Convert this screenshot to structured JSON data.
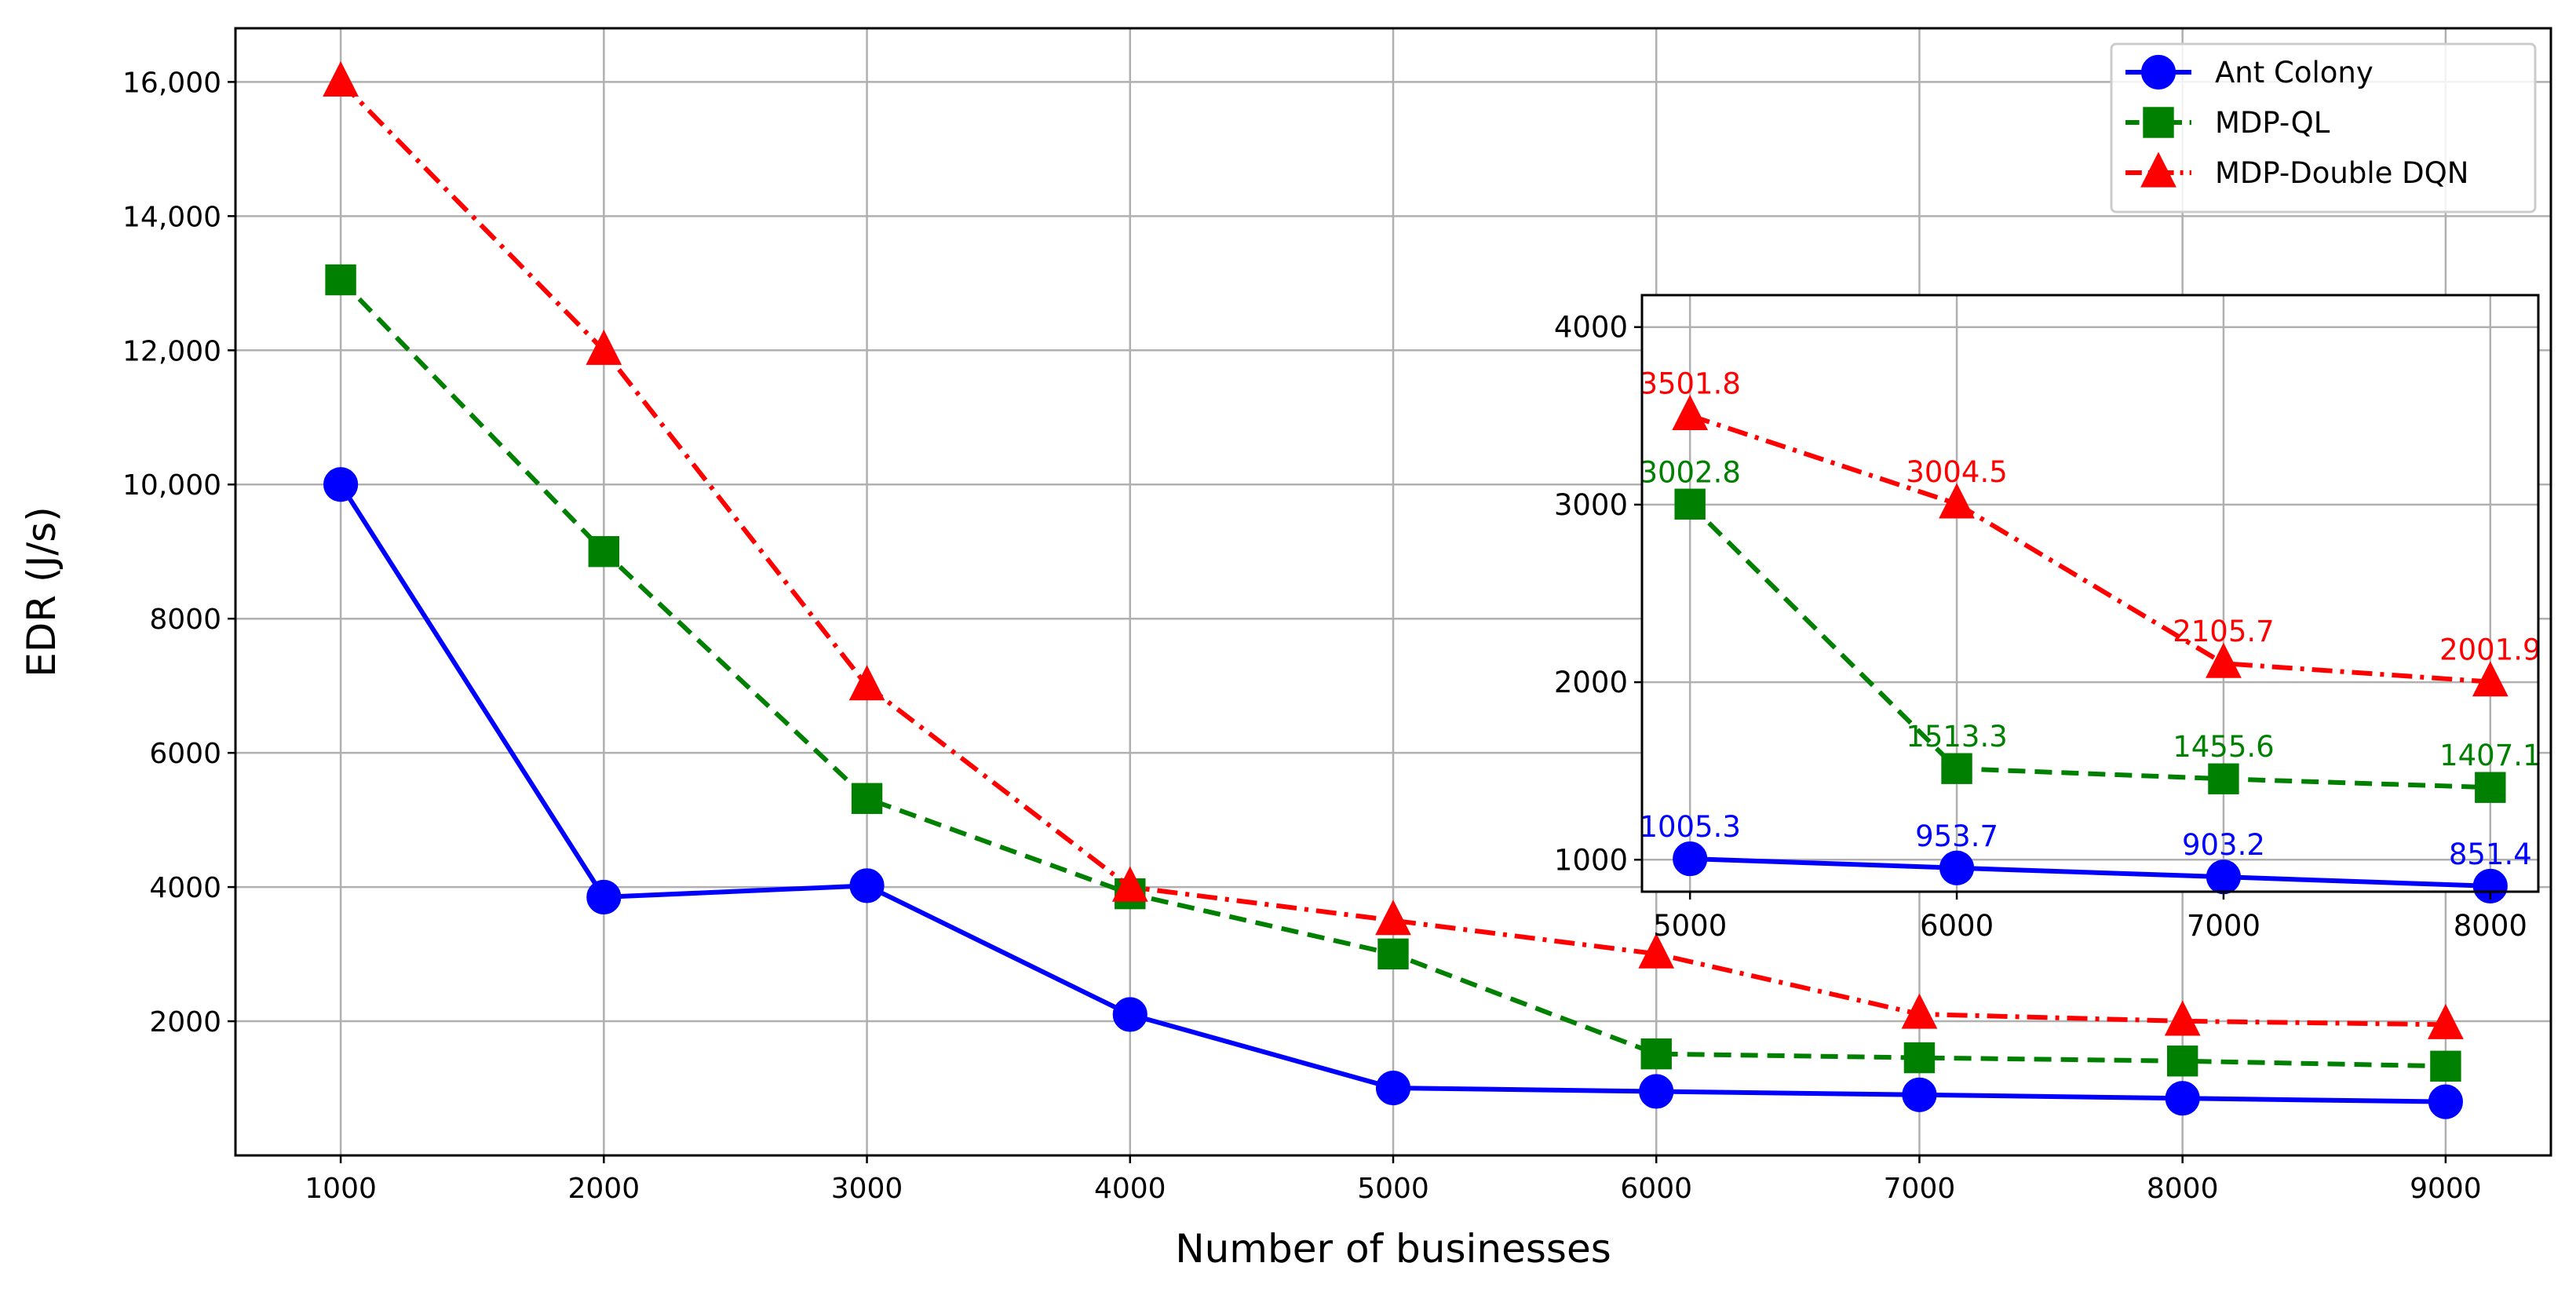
{
  "chart_data": [
    {
      "type": "line",
      "title": "",
      "xlabel": "Number of businesses",
      "ylabel": "EDR (J/s)",
      "x": [
        1000,
        2000,
        3000,
        4000,
        5000,
        6000,
        7000,
        8000,
        9000
      ],
      "x_ticks": [
        "1000",
        "2000",
        "3000",
        "4000",
        "5000",
        "6000",
        "7000",
        "8000",
        "9000"
      ],
      "xlim": [
        600,
        9400
      ],
      "ylim": [
        0,
        16800
      ],
      "y_ticks": [
        {
          "value": 2000,
          "label": "2000"
        },
        {
          "value": 4000,
          "label": "4000"
        },
        {
          "value": 6000,
          "label": "6000"
        },
        {
          "value": 8000,
          "label": "8000"
        },
        {
          "value": 10000,
          "label": "10,000"
        },
        {
          "value": 12000,
          "label": "12,000"
        },
        {
          "value": 14000,
          "label": "14,000"
        },
        {
          "value": 16000,
          "label": "16,000"
        }
      ],
      "grid": true,
      "legend_position": "top-right",
      "series": [
        {
          "name": "Ant Colony",
          "color": "#0000ff",
          "marker": "circle",
          "linestyle": "solid",
          "values": [
            10000,
            3850,
            4020,
            2100,
            1005.3,
            953.7,
            903.2,
            851.4,
            800
          ]
        },
        {
          "name": "MDP-QL",
          "color": "#008000",
          "marker": "square",
          "linestyle": "dashed",
          "values": [
            13050,
            9000,
            5320,
            3900,
            3002.8,
            1513.3,
            1455.6,
            1407.1,
            1330
          ]
        },
        {
          "name": "MDP-Double DQN",
          "color": "#ff0000",
          "marker": "triangle",
          "linestyle": "dashdot",
          "values": [
            16000,
            12000,
            7000,
            4000,
            3501.8,
            3004.5,
            2105.7,
            2001.9,
            1950
          ]
        }
      ]
    },
    {
      "type": "line",
      "role": "inset",
      "title": "",
      "x": [
        5000,
        6000,
        7000,
        8000
      ],
      "x_ticks": [
        "5000",
        "6000",
        "7000",
        "8000"
      ],
      "xlim": [
        4820,
        8180
      ],
      "ylim": [
        820,
        4180
      ],
      "y_ticks": [
        {
          "value": 1000,
          "label": "1000"
        },
        {
          "value": 2000,
          "label": "2000"
        },
        {
          "value": 3000,
          "label": "3000"
        },
        {
          "value": 4000,
          "label": "4000"
        }
      ],
      "grid": true,
      "series": [
        {
          "name": "Ant Colony",
          "color": "#0000ff",
          "marker": "circle",
          "linestyle": "solid",
          "values": [
            1005.3,
            953.7,
            903.2,
            851.4
          ],
          "data_labels": [
            "1005.3",
            "953.7",
            "903.2",
            "851.4"
          ]
        },
        {
          "name": "MDP-QL",
          "color": "#008000",
          "marker": "square",
          "linestyle": "dashed",
          "values": [
            3002.8,
            1513.3,
            1455.6,
            1407.1
          ],
          "data_labels": [
            "3002.8",
            "1513.3",
            "1455.6",
            "1407.1"
          ]
        },
        {
          "name": "MDP-Double DQN",
          "color": "#ff0000",
          "marker": "triangle",
          "linestyle": "dashdot",
          "values": [
            3501.8,
            3004.5,
            2105.7,
            2001.9
          ],
          "data_labels": [
            "3501.8",
            "3004.5",
            "2105.7",
            "2001.9"
          ]
        }
      ]
    }
  ]
}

# # #

Problem description. Nothing in the entries should change as you copy them, except that the pictures are left out.

Final result.
Convert this screenshot to structured JSON data.
{
  "chart_data": [
    {
      "type": "line",
      "title": "",
      "xlabel": "Number of businesses",
      "ylabel": "EDR (J/s)",
      "x": [
        1000,
        2000,
        3000,
        4000,
        5000,
        6000,
        7000,
        8000,
        9000
      ],
      "x_ticks": [
        "1000",
        "2000",
        "3000",
        "4000",
        "5000",
        "6000",
        "7000",
        "8000",
        "9000"
      ],
      "xlim": [
        600,
        9400
      ],
      "ylim": [
        0,
        16800
      ],
      "y_ticks": [
        {
          "value": 2000,
          "label": "2000"
        },
        {
          "value": 4000,
          "label": "4000"
        },
        {
          "value": 6000,
          "label": "6000"
        },
        {
          "value": 8000,
          "label": "8000"
        },
        {
          "value": 10000,
          "label": "10,000"
        },
        {
          "value": 12000,
          "label": "12,000"
        },
        {
          "value": 14000,
          "label": "14,000"
        },
        {
          "value": 16000,
          "label": "16,000"
        }
      ],
      "grid": true,
      "legend_position": "top-right",
      "series": [
        {
          "name": "Ant Colony",
          "color": "#0000ff",
          "marker": "circle",
          "linestyle": "solid",
          "values": [
            10000,
            3850,
            4020,
            2100,
            1005.3,
            953.7,
            903.2,
            851.4,
            800
          ]
        },
        {
          "name": "MDP-QL",
          "color": "#008000",
          "marker": "square",
          "linestyle": "dashed",
          "values": [
            13050,
            9000,
            5320,
            3900,
            3002.8,
            1513.3,
            1455.6,
            1407.1,
            1330
          ]
        },
        {
          "name": "MDP-Double DQN",
          "color": "#ff0000",
          "marker": "triangle",
          "linestyle": "dashdot",
          "values": [
            16000,
            12000,
            7000,
            4000,
            3501.8,
            3004.5,
            2105.7,
            2001.9,
            1950
          ]
        }
      ]
    },
    {
      "type": "line",
      "role": "inset",
      "title": "",
      "x": [
        5000,
        6000,
        7000,
        8000
      ],
      "x_ticks": [
        "5000",
        "6000",
        "7000",
        "8000"
      ],
      "xlim": [
        4820,
        8180
      ],
      "ylim": [
        820,
        4180
      ],
      "y_ticks": [
        {
          "value": 1000,
          "label": "1000"
        },
        {
          "value": 2000,
          "label": "2000"
        },
        {
          "value": 3000,
          "label": "3000"
        },
        {
          "value": 4000,
          "label": "4000"
        }
      ],
      "grid": true,
      "series": [
        {
          "name": "Ant Colony",
          "color": "#0000ff",
          "marker": "circle",
          "linestyle": "solid",
          "values": [
            1005.3,
            953.7,
            903.2,
            851.4
          ],
          "data_labels": [
            "1005.3",
            "953.7",
            "903.2",
            "851.4"
          ]
        },
        {
          "name": "MDP-QL",
          "color": "#008000",
          "marker": "square",
          "linestyle": "dashed",
          "values": [
            3002.8,
            1513.3,
            1455.6,
            1407.1
          ],
          "data_labels": [
            "3002.8",
            "1513.3",
            "1455.6",
            "1407.1"
          ]
        },
        {
          "name": "MDP-Double DQN",
          "color": "#ff0000",
          "marker": "triangle",
          "linestyle": "dashdot",
          "values": [
            3501.8,
            3004.5,
            2105.7,
            2001.9
          ],
          "data_labels": [
            "3501.8",
            "3004.5",
            "2105.7",
            "2001.9"
          ]
        }
      ]
    }
  ]
}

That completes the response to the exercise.